§ **What needs to be done**:
In the material below, find every line with "metres" and pull it out.

+===+

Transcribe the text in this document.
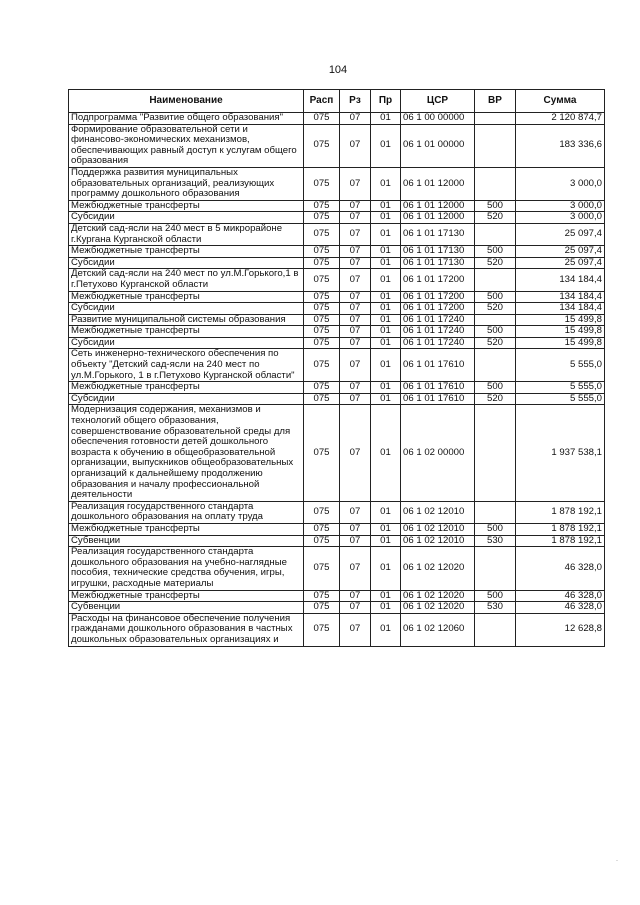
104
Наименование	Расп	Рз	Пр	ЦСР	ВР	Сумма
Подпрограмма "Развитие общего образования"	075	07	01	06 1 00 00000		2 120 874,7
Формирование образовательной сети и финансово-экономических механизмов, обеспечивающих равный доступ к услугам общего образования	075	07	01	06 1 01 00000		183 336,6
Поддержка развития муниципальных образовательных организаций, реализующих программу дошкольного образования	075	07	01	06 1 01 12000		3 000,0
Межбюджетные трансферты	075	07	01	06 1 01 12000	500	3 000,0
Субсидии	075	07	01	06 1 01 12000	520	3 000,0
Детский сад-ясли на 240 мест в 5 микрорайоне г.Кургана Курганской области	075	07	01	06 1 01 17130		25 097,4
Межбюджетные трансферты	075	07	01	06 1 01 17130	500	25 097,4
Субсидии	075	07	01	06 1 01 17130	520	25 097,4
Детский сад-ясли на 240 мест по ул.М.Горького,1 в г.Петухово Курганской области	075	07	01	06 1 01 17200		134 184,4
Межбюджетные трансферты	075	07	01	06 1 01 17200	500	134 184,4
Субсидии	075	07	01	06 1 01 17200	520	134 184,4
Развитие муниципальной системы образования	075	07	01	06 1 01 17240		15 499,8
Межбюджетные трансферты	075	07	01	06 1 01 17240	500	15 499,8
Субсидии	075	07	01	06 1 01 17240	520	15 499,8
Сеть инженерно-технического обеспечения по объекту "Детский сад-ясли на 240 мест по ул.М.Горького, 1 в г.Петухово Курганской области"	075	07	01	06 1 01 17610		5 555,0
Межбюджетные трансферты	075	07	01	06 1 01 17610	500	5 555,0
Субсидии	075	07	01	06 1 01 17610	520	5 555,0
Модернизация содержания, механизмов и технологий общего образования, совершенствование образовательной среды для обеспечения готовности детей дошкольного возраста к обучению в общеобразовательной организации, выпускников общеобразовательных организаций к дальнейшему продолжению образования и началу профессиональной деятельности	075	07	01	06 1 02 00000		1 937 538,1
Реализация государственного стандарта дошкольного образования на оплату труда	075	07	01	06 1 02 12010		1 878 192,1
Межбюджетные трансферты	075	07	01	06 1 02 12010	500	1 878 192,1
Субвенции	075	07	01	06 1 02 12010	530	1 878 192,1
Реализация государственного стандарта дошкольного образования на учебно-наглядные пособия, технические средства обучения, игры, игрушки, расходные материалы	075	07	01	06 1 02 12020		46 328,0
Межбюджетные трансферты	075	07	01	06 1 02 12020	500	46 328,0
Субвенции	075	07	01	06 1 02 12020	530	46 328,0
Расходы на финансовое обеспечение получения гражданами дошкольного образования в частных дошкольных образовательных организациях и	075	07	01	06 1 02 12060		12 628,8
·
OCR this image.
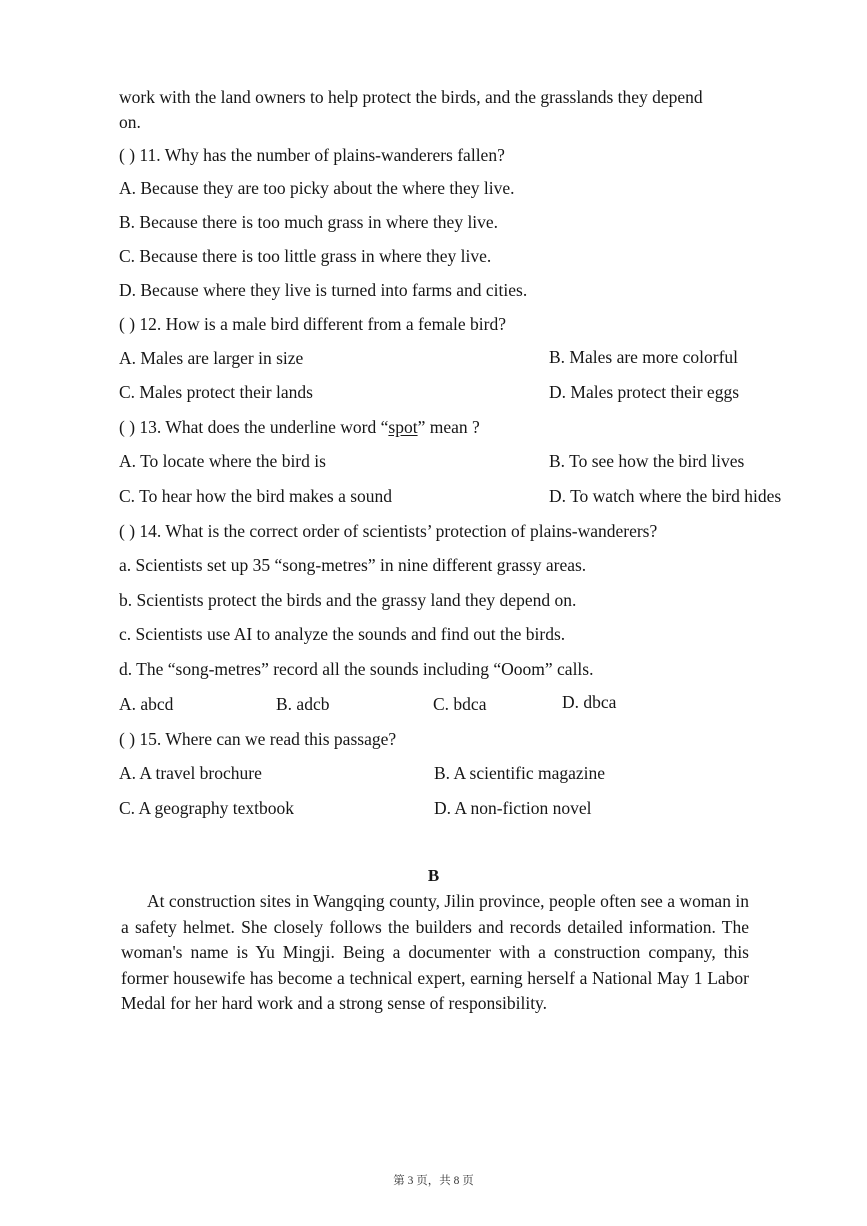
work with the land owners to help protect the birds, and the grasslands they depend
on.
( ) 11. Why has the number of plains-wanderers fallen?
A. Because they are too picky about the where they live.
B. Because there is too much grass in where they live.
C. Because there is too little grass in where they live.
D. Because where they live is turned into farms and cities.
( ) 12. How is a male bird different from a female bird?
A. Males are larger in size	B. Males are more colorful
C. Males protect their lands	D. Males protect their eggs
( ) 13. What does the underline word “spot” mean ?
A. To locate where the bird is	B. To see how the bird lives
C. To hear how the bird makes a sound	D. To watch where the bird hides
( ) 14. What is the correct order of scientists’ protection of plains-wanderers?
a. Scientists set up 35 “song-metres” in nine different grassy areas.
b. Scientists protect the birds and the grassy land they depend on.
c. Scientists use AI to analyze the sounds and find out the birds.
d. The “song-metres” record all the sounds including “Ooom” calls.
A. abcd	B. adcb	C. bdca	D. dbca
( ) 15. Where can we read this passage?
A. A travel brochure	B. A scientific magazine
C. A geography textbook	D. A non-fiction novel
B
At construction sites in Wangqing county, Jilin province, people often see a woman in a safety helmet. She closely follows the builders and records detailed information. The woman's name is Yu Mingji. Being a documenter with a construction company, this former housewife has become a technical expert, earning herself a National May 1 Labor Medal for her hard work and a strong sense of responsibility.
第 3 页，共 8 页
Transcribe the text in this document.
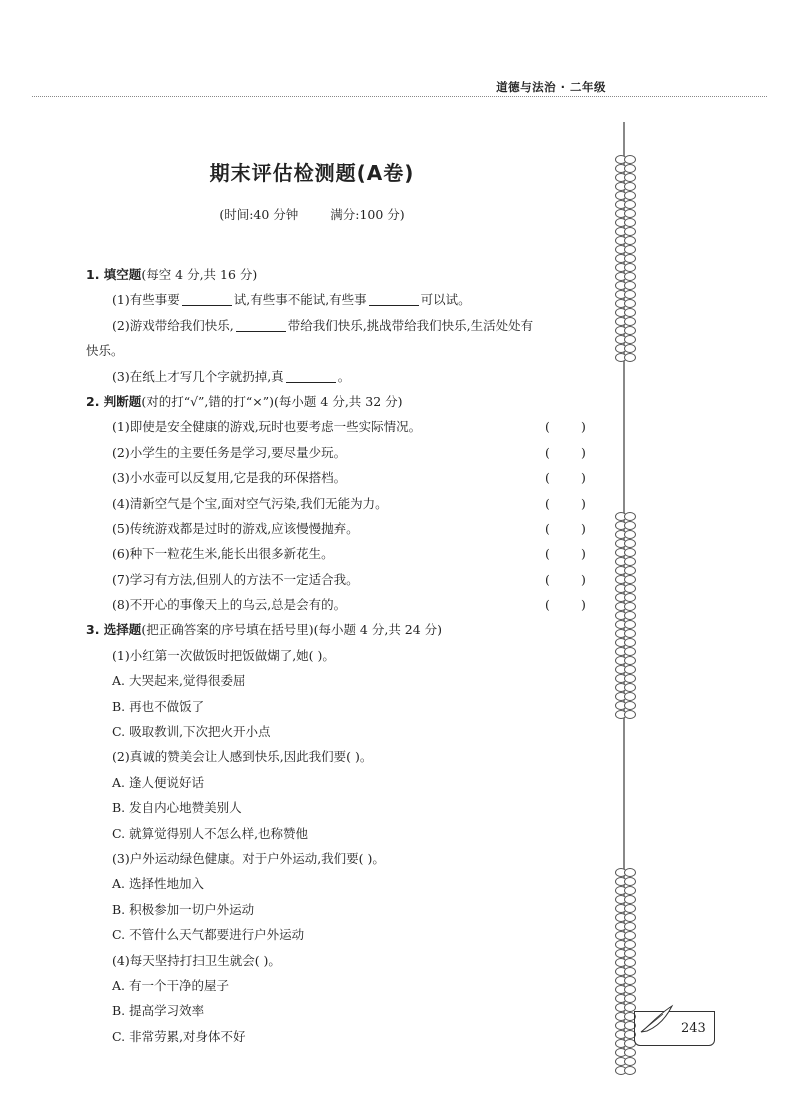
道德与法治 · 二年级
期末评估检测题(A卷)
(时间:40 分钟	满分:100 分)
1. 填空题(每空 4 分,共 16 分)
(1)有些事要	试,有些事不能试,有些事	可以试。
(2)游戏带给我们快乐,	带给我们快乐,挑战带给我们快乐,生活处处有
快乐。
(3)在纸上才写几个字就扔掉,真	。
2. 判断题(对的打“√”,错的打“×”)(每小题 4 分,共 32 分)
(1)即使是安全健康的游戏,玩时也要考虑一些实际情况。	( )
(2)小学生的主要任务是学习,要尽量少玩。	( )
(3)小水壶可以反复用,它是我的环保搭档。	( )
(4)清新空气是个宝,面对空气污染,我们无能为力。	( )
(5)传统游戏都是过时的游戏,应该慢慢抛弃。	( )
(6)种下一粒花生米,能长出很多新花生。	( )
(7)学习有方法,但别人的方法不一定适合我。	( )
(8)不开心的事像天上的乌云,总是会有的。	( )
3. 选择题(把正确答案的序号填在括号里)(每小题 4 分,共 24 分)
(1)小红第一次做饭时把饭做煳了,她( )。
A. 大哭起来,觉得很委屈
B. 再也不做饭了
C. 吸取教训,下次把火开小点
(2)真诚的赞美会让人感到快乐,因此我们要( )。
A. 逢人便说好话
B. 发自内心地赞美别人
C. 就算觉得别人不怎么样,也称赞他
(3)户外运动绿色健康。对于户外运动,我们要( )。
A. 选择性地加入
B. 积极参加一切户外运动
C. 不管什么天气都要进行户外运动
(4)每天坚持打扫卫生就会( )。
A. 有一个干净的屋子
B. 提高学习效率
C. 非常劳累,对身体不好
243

+===+

§ **Answer to this problem**:
a. Scientists set up 35 “song-metres” in nine different grassy areas.
d. The “song-metres” record all the sounds including “Ooom” calls.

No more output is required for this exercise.